[Figure data in JSON]
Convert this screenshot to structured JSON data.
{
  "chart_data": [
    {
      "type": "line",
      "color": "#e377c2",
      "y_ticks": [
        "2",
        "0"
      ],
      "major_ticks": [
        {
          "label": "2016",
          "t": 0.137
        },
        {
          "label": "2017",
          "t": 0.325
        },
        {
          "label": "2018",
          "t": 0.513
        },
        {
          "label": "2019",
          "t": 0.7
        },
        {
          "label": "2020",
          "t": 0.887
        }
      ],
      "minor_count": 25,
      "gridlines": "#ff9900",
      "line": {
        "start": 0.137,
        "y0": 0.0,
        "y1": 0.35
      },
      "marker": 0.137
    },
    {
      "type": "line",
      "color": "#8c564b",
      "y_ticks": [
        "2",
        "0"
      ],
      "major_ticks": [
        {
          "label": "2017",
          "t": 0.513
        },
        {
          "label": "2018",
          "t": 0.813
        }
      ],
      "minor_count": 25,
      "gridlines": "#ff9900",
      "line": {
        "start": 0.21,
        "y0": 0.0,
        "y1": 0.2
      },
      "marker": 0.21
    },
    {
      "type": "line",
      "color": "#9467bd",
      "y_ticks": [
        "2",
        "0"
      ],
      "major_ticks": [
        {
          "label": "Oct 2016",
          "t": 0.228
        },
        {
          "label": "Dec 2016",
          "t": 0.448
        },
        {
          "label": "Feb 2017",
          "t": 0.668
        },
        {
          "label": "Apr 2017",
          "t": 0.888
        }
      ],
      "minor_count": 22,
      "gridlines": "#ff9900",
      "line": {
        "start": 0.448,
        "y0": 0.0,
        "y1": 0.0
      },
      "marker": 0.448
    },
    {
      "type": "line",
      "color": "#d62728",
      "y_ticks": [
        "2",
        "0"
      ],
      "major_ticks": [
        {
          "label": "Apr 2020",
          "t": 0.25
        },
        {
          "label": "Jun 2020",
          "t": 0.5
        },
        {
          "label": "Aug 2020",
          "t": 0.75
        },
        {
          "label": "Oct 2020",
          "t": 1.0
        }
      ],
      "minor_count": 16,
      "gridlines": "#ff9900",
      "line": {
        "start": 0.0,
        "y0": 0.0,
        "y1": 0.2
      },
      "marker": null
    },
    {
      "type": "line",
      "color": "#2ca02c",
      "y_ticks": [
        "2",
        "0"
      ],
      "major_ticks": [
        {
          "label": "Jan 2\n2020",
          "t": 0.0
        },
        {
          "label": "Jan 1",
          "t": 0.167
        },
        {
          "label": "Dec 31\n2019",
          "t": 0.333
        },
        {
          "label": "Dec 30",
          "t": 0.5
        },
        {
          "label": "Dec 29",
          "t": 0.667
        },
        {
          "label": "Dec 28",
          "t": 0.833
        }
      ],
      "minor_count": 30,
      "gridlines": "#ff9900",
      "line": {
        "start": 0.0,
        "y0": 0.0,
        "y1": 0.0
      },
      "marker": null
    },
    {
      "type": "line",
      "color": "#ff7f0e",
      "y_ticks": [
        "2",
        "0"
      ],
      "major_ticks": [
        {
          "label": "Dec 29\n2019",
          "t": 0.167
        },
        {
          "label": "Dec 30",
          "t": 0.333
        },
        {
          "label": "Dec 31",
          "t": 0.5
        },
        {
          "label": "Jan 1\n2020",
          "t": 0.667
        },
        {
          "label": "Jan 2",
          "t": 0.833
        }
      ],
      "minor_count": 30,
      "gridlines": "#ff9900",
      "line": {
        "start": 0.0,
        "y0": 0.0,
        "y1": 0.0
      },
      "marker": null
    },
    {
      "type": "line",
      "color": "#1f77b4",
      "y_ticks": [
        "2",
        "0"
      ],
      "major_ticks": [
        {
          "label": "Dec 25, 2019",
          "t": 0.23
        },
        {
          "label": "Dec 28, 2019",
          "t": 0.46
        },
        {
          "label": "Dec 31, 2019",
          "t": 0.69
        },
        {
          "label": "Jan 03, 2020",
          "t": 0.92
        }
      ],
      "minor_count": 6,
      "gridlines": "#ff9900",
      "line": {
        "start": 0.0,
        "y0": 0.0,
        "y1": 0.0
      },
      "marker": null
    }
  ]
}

---

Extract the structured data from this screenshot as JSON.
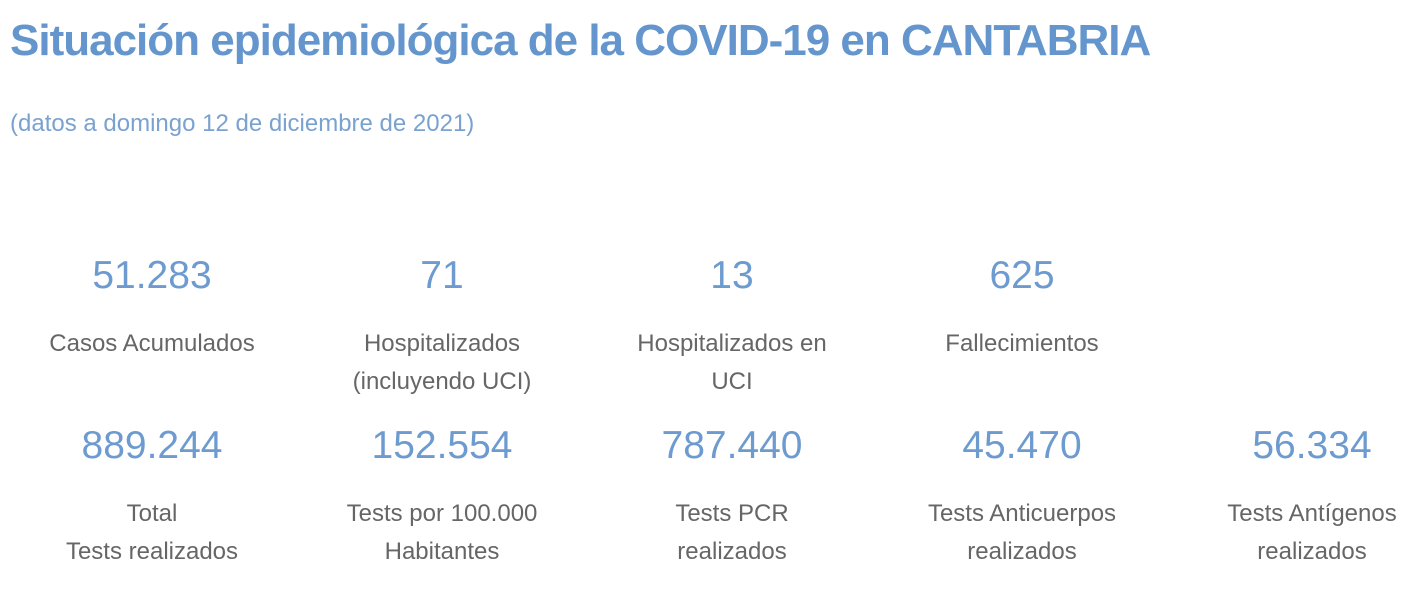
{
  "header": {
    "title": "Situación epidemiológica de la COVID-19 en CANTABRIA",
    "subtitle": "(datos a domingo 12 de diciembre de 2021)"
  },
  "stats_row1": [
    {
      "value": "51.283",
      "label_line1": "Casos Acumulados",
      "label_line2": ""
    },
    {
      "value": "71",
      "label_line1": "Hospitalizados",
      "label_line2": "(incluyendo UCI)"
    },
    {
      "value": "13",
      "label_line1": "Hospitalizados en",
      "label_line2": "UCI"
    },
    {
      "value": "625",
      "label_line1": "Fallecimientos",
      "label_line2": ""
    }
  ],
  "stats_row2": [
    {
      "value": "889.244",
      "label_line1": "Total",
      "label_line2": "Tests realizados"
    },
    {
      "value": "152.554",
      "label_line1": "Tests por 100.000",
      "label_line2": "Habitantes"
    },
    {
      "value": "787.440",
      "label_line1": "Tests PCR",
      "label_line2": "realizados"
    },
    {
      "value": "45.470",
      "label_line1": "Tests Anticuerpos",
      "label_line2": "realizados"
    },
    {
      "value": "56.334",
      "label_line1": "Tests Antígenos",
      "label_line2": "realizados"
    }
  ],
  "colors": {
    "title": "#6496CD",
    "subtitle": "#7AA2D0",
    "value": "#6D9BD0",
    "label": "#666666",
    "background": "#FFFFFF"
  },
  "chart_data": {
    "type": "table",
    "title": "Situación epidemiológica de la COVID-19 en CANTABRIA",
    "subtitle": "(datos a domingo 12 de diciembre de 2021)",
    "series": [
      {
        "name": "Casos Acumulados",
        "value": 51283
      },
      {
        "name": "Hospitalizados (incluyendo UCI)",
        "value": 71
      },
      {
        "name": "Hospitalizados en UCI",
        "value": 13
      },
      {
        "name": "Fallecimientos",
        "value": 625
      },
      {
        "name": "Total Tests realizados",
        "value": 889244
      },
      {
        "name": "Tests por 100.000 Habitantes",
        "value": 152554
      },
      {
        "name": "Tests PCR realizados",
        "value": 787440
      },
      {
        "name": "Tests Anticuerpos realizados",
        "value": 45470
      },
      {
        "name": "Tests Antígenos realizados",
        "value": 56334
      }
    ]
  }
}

YOUR OBJECTIVE>
How many of the lines above include the string "this"? Reply with the number by itself.

RESULT OF THE TASK>
2